# Material for this task

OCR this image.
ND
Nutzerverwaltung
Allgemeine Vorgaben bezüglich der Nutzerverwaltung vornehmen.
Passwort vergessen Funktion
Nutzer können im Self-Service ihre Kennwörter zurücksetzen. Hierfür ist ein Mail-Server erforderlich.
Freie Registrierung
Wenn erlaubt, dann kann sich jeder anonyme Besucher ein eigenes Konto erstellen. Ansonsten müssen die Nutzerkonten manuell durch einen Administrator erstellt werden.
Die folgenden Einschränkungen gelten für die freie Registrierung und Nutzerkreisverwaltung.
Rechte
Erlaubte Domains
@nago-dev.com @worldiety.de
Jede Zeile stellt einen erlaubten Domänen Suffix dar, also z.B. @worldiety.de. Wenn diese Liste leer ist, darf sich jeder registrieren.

# Work order
Output the entries exactly.

# Result of the exercise
OCR this image.
ND
Nutzerverwaltung
Allgemeine Vorgaben bezüglich der Nutzerverwaltung vornehmen.
Passwort vergessen Funktion
Nutzer können im Self-Service ihre Kennwörter zurücksetzen. Hierfür ist ein Mail-Server erforderlich.
Freie Registrierung
Wenn erlaubt, dann kann sich jeder anonyme Besucher ein eigenes Konto erstellen. Ansonsten müssen die Nutzerkonten manuell durch einen Administrator erstellt werden.
Die folgenden Einschränkungen gelten für die freie Registrierung und Nutzerkreisverwaltung.
Rechte
Erlaubte Domains
@nago-dev.com @worldiety.de
Jede Zeile stellt einen erlaubten Domänen Suffix dar, also z.B. @worldiety.de. Wenn diese Liste leer ist, darf sich jeder registrieren.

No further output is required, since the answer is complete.